• TASK INSTRUCTIONS
Quote each of the following entries word for word, reproducing every line unchanged.
---------- EXCERPTED DATA ----------
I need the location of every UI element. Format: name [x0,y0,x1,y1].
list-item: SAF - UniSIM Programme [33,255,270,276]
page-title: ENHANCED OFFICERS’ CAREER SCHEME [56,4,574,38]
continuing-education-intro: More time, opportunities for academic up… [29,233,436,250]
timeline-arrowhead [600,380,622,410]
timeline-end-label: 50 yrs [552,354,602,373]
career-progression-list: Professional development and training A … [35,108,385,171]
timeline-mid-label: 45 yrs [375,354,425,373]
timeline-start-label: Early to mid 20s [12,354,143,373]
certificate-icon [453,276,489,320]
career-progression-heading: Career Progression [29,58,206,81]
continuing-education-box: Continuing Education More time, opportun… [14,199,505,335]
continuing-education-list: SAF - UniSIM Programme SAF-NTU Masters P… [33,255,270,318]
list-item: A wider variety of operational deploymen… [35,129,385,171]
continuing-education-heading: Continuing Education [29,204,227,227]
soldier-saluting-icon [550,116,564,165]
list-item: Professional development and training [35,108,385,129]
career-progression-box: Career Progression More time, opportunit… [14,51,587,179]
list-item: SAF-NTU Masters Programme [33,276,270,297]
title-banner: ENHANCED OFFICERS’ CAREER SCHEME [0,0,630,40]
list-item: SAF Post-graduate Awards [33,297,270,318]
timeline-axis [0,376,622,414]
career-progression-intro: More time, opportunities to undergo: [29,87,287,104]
----------
• EXPECTED ANSWER
I need the location of every UI element. Format: name [x0,y0,x1,y1].
list-item: SAF - UniSIM Programme [33,255,270,276]
page-title: ENHANCED OFFICERS’ CAREER SCHEME [56,4,574,38]
continuing-education-intro: More time, opportunities for academic up… [29,233,436,250]
timeline-arrowhead [600,380,622,410]
timeline-end-label: 50 yrs [552,354,602,373]
career-progression-list: Professional development and training A … [35,108,385,171]
timeline-mid-label: 45 yrs [375,354,425,373]
timeline-start-label: Early to mid 20s [12,354,143,373]
certificate-icon [453,276,489,320]
career-progression-heading: Career Progression [29,58,206,81]
continuing-education-box: Continuing Education More time, opportun… [14,199,505,335]
continuing-education-list: SAF - UniSIM Programme SAF-NTU Masters P… [33,255,270,318]
list-item: A wider variety of operational deploymen… [35,129,385,171]
continuing-education-heading: Continuing Education [29,204,227,227]
soldier-saluting-icon [550,116,564,165]
list-item: Professional development and training [35,108,385,129]
career-progression-box: Career Progression More time, opportunit… [14,51,587,179]
list-item: SAF-NTU Masters Programme [33,276,270,297]
title-banner: ENHANCED OFFICERS’ CAREER SCHEME [0,0,630,40]
list-item: SAF Post-graduate Awards [33,297,270,318]
timeline-axis [0,376,622,414]
career-progression-intro: More time, opportunities to undergo: [29,87,287,104]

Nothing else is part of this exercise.